• [DOCUMENT TEXT]:
Interview: The Death Generator's Alice Averlong on memes, pixels, and no AI
"I don't do AI slop, I do exact pixels."
There's a good chance you've used The Death Generator. Whether it's for memes, to comment on discourse, or just for fun, you can pick from around 100 games to enter any text you like. Created by Alice Averlong (Bluesky / Patreon / Ko-Fi) - anyone can go to The Death Generator and know that not one bit was created by AI. Which, in 2026, is refreshing.
I've been using Averlong's creation for years now - mostly for group chats in WhatsApp. What I love is how simple it is to pick a game, enter some text, and save it as an image, or, if available, an animated GIF. But with similar sites like Frinkiac championing AI and facing justified backlash, I reached out to Averlong to discuss how Death Generator came to be, why she picked certain games for it, and what else it could feature someday.

Creating the Death Generator
What made you want to create The Death Generator?
Alice: So the earliest version of the death generator idea was some PHP scripts I'd knocked together back in the 2000s to make some simple images. I'd done Bad Dudes (the classic "The president has been kidnapped by ninjas. Are you a bad enough dude to rescue the president?") generator, and it was basically used for sh*tposting on the old Microsoft 3D Movie Maker forums.

Lines of data:
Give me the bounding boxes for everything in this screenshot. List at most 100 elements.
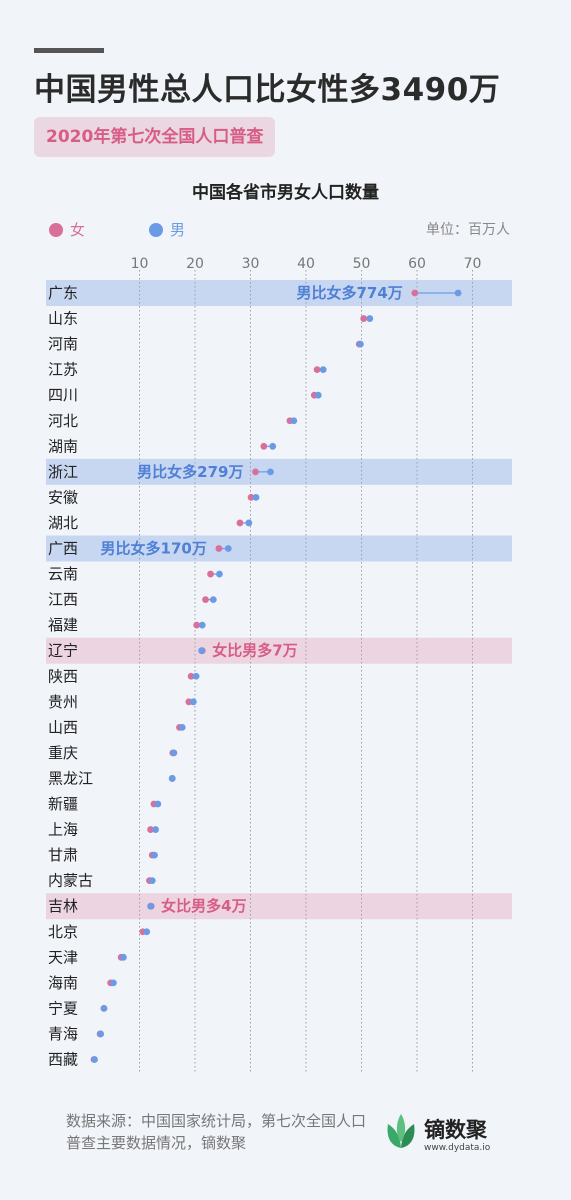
province-label: 辽宁 bbox=[48, 642, 78, 660]
male-dot bbox=[290, 417, 298, 425]
male-dot bbox=[178, 723, 186, 731]
male-dot bbox=[110, 979, 117, 987]
male-dot bbox=[216, 570, 223, 578]
province-label: 广东 bbox=[48, 284, 78, 302]
highlight-band-广西 bbox=[46, 535, 512, 562]
province-label: 浙江 bbox=[48, 463, 78, 481]
headline: 中国男性总人口比女性多3490万 bbox=[34, 72, 501, 108]
male-dot bbox=[267, 468, 274, 476]
male-dot bbox=[97, 1030, 105, 1038]
x-tick-30: 30 bbox=[242, 256, 260, 272]
male-dot bbox=[269, 442, 277, 450]
province-label: 黑龙江 bbox=[48, 769, 93, 787]
male-dot bbox=[209, 596, 217, 603]
male-dot bbox=[356, 340, 364, 348]
province-label: 海南 bbox=[48, 974, 78, 992]
male-dot bbox=[192, 672, 200, 680]
legend-female-label: 女 bbox=[70, 221, 85, 239]
male-dot bbox=[224, 545, 232, 552]
province-label: 四川 bbox=[48, 386, 78, 404]
male-dot bbox=[143, 928, 151, 936]
female-dot bbox=[247, 494, 255, 501]
male-dot bbox=[120, 953, 127, 961]
province-label: 重庆 bbox=[48, 744, 78, 762]
province-label: 陕西 bbox=[48, 667, 78, 685]
x-tick-70: 70 bbox=[464, 256, 482, 272]
male-dot bbox=[148, 877, 156, 885]
male-dot bbox=[170, 749, 178, 757]
province-label: 河南 bbox=[48, 335, 78, 353]
male-dot bbox=[100, 1005, 108, 1012]
province-label: 河北 bbox=[48, 412, 78, 430]
province-label: 广西 bbox=[48, 540, 78, 558]
male-dot bbox=[152, 826, 159, 833]
brand-name: 镝数聚 bbox=[424, 1118, 487, 1142]
annotation-广东: 男比女多774万 bbox=[296, 284, 402, 302]
census-badge: 2020年第七次全国人口普查 bbox=[34, 117, 276, 157]
female-dot bbox=[236, 519, 244, 527]
female-dot bbox=[411, 289, 419, 297]
female-dot bbox=[360, 315, 368, 322]
province-label: 湖南 bbox=[48, 437, 78, 455]
male-dot bbox=[198, 647, 206, 655]
province-label: 山东 bbox=[48, 310, 78, 328]
highlight-band-吉林 bbox=[46, 893, 512, 920]
top-rule bbox=[34, 48, 104, 53]
province-label: 湖北 bbox=[48, 514, 78, 532]
male-dot bbox=[245, 519, 253, 527]
province-label: 新疆 bbox=[48, 795, 78, 813]
province-label: 内蒙古 bbox=[48, 872, 93, 890]
province-label: 山西 bbox=[48, 718, 78, 736]
male-dot bbox=[198, 621, 206, 629]
province-label: 青海 bbox=[48, 1025, 78, 1043]
province-label: 云南 bbox=[48, 565, 78, 583]
female-dot bbox=[187, 672, 195, 680]
male-dot bbox=[314, 391, 322, 399]
male-dot bbox=[151, 851, 158, 859]
male-dot bbox=[366, 315, 374, 322]
annotation-浙江: 男比女多279万 bbox=[137, 463, 243, 481]
female-dot bbox=[313, 366, 321, 374]
highlight-band-浙江 bbox=[46, 458, 512, 485]
female-dot bbox=[193, 621, 201, 629]
province-label: 西藏 bbox=[48, 1051, 78, 1069]
female-dot bbox=[147, 826, 155, 833]
x-tick-10: 10 bbox=[131, 256, 149, 272]
male-dot bbox=[319, 366, 327, 374]
female-dot bbox=[207, 570, 214, 578]
province-label: 吉林 bbox=[48, 897, 78, 915]
male-dot bbox=[189, 698, 197, 706]
female-dot bbox=[252, 468, 259, 476]
male-dot bbox=[252, 494, 260, 501]
province-label: 江西 bbox=[48, 591, 78, 609]
legend-male-swatch bbox=[149, 223, 163, 237]
x-tick-20: 20 bbox=[186, 256, 204, 272]
legend-female-swatch bbox=[49, 223, 63, 237]
male-dot bbox=[147, 902, 155, 910]
province-label: 福建 bbox=[48, 616, 78, 634]
x-tick-40: 40 bbox=[297, 256, 315, 272]
province-label: 北京 bbox=[48, 923, 78, 941]
male-dot bbox=[91, 1056, 98, 1063]
province-label: 宁夏 bbox=[48, 999, 78, 1017]
highlight-band-辽宁 bbox=[46, 637, 512, 664]
province-label: 江苏 bbox=[48, 361, 78, 379]
province-label: 甘肃 bbox=[48, 846, 78, 864]
male-dot bbox=[168, 775, 176, 782]
province-label: 安徽 bbox=[48, 488, 78, 506]
x-tick-50: 50 bbox=[353, 256, 371, 272]
x-tick-60: 60 bbox=[408, 256, 426, 272]
annotation-辽宁: 女比男多7万 bbox=[212, 642, 297, 660]
female-dot bbox=[215, 545, 223, 552]
annotation-广西: 男比女多170万 bbox=[101, 540, 207, 558]
province-label: 贵州 bbox=[48, 693, 78, 711]
chart-title: 中国各省市男女人口数量 bbox=[192, 182, 379, 203]
province-label: 天津 bbox=[48, 948, 78, 966]
province-label: 上海 bbox=[48, 821, 78, 839]
male-dot bbox=[454, 289, 462, 297]
female-dot bbox=[260, 442, 268, 450]
brand-leaf-icon bbox=[387, 1114, 415, 1148]
legend-male-label: 男 bbox=[170, 221, 185, 239]
male-dot bbox=[154, 800, 162, 808]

• [REQUIRED WORK]:
Determine whether each statement agrees with the interview about The Death Generator, answering yes or no and quoting the deciding words of the interview: (a) users can choose from around 100 games; (b) the earliest version of the idea was written in Python; (c) the Bad Dudes generator was used on the old Microsoft 3D Movie Maker forums. The lines of data have no connection to the interview that precedes them.

• [SOLUTION BELOW]:
(a) Yes: "you can pick from around 100 games to enter any text you like"
(b) No: "the earliest version of the death generator idea was some PHP scripts I'd knocked together back in the 2000s"
(c) Yes: "it was basically used for sh*tposting on the old Microsoft 3D Movie Maker forums"